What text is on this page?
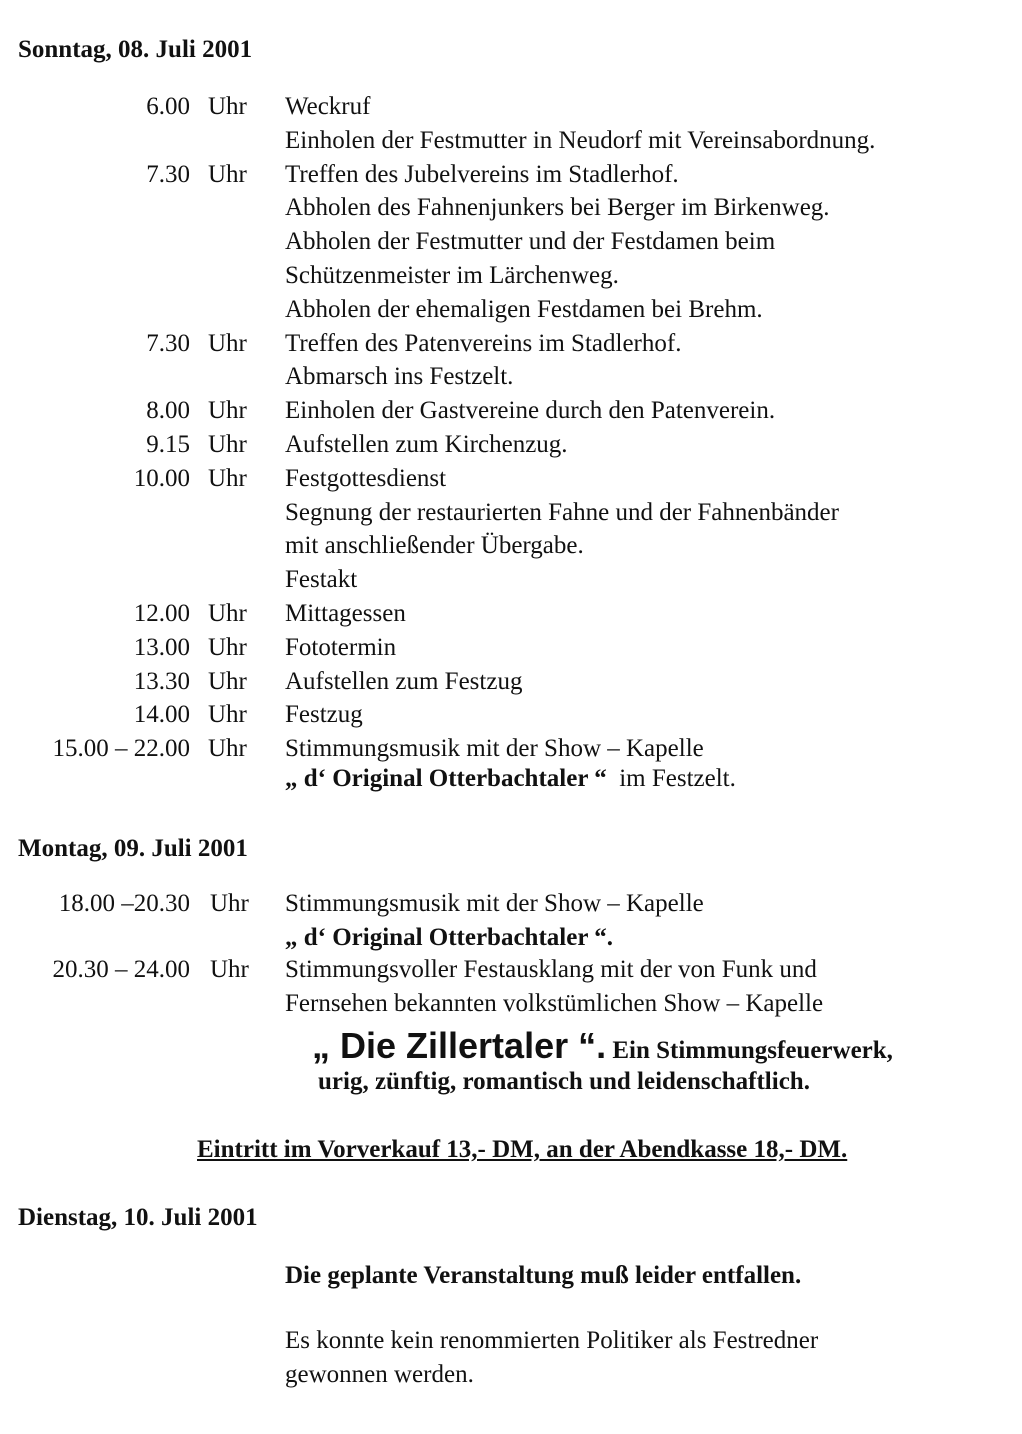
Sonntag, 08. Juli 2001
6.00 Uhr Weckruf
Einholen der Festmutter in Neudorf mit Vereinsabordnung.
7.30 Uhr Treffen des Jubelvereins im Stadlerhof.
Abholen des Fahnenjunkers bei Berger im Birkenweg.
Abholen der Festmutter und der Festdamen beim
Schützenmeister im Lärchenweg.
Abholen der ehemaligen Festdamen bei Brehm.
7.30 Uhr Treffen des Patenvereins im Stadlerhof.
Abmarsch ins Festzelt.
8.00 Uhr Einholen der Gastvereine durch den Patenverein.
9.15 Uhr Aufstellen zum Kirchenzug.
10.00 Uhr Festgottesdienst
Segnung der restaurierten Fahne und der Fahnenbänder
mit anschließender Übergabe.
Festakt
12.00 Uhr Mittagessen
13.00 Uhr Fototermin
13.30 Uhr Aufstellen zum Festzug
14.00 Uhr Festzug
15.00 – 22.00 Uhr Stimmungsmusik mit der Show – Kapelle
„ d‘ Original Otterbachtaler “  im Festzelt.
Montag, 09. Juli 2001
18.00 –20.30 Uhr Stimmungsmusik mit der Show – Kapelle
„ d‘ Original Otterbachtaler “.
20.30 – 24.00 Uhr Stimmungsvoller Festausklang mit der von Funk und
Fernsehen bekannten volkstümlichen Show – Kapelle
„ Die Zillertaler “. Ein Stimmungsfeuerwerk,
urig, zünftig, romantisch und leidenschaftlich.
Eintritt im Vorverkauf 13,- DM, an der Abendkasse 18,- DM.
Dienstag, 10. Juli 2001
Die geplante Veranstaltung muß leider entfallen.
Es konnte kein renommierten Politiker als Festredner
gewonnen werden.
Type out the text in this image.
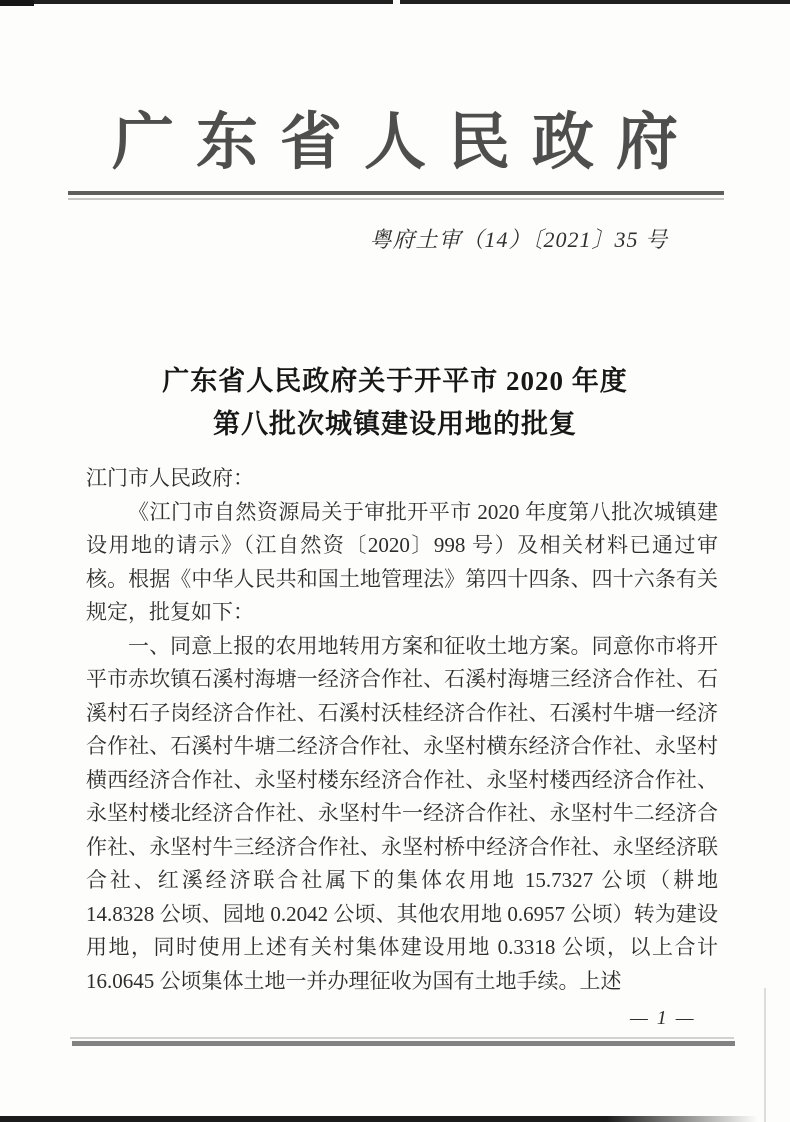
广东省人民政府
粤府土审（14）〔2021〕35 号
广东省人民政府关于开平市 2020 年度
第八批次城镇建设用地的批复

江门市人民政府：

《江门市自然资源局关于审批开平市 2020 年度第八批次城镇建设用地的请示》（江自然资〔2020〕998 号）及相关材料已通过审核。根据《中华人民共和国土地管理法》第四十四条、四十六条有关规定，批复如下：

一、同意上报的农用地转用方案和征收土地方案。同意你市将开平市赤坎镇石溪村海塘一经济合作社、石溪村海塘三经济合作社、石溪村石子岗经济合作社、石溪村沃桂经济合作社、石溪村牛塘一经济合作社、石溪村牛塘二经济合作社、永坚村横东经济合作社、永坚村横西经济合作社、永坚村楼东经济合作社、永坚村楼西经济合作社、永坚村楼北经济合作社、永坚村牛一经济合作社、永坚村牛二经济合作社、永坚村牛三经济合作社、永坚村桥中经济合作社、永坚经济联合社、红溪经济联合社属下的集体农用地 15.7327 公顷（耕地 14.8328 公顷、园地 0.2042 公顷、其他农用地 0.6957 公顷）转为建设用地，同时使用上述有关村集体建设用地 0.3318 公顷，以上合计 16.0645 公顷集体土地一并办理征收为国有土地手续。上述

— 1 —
-----
[To be done] Exclude the pictures and transcribe all of the entries exactly.

[Solution below]
What text is on this page?
Sonntag, 08. Juli 2001
6.00 Uhr Weckruf
Einholen der Festmutter in Neudorf mit Vereinsabordnung.
7.30 Uhr Treffen des Jubelvereins im Stadlerhof.
Abholen des Fahnenjunkers bei Berger im Birkenweg.
Abholen der Festmutter und der Festdamen beim
Schützenmeister im Lärchenweg.
Abholen der ehemaligen Festdamen bei Brehm.
7.30 Uhr Treffen des Patenvereins im Stadlerhof.
Abmarsch ins Festzelt.
8.00 Uhr Einholen der Gastvereine durch den Patenverein.
9.15 Uhr Aufstellen zum Kirchenzug.
10.00 Uhr Festgottesdienst
Segnung der restaurierten Fahne und der Fahnenbänder
mit anschließender Übergabe.
Festakt
12.00 Uhr Mittagessen
13.00 Uhr Fototermin
13.30 Uhr Aufstellen zum Festzug
14.00 Uhr Festzug
15.00 – 22.00 Uhr Stimmungsmusik mit der Show – Kapelle
„ d‘ Original Otterbachtaler “  im Festzelt.
Montag, 09. Juli 2001
18.00 –20.30 Uhr Stimmungsmusik mit der Show – Kapelle
„ d‘ Original Otterbachtaler “.
20.30 – 24.00 Uhr Stimmungsvoller Festausklang mit der von Funk und
Fernsehen bekannten volkstümlichen Show – Kapelle
„ Die Zillertaler “. Ein Stimmungsfeuerwerk,
urig, zünftig, romantisch und leidenschaftlich.
Eintritt im Vorverkauf 13,- DM, an der Abendkasse 18,- DM.
Dienstag, 10. Juli 2001
Die geplante Veranstaltung muß leider entfallen.
Es konnte kein renommierten Politiker als Festredner
gewonnen werden.
Type out the text in this image.
广东省人民政府
粤府土审（14）〔2021〕35 号
广东省人民政府关于开平市 2020 年度
第八批次城镇建设用地的批复

江门市人民政府：

《江门市自然资源局关于审批开平市 2020 年度第八批次城镇建设用地的请示》（江自然资〔2020〕998 号）及相关材料已通过审核。根据《中华人民共和国土地管理法》第四十四条、四十六条有关规定，批复如下：

一、同意上报的农用地转用方案和征收土地方案。同意你市将开平市赤坎镇石溪村海塘一经济合作社、石溪村海塘三经济合作社、石溪村石子岗经济合作社、石溪村沃桂经济合作社、石溪村牛塘一经济合作社、石溪村牛塘二经济合作社、永坚村横东经济合作社、永坚村横西经济合作社、永坚村楼东经济合作社、永坚村楼西经济合作社、永坚村楼北经济合作社、永坚村牛一经济合作社、永坚村牛二经济合作社、永坚村牛三经济合作社、永坚村桥中经济合作社、永坚经济联合社、红溪经济联合社属下的集体农用地 15.7327 公顷（耕地 14.8328 公顷、园地 0.2042 公顷、其他农用地 0.6957 公顷）转为建设用地，同时使用上述有关村集体建设用地 0.3318 公顷，以上合计 16.0645 公顷集体土地一并办理征收为国有土地手续。上述

— 1 —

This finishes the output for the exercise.